[Entries from a dataset]

┌──

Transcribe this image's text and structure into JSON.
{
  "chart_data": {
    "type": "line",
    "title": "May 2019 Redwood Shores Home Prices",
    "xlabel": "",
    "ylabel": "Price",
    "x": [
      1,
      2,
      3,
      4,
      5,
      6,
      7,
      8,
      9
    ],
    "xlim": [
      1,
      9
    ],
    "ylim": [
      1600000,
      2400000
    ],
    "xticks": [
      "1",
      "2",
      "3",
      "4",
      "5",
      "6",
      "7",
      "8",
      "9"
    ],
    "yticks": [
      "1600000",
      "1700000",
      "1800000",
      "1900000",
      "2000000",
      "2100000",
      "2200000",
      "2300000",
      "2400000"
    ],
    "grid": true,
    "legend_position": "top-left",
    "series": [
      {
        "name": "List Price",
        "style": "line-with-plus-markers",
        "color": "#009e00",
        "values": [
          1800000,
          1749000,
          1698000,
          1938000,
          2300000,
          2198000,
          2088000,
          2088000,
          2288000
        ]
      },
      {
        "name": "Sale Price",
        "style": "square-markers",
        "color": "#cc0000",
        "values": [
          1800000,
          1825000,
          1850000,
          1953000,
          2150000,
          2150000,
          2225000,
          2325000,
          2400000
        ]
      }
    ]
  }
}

└──

• [Exercise aim] Search the lines above for the string "style" and copy each line that has it.

• [Solution to this exercise]
        "style": "line-with-plus-markers",
        "style": "square-markers",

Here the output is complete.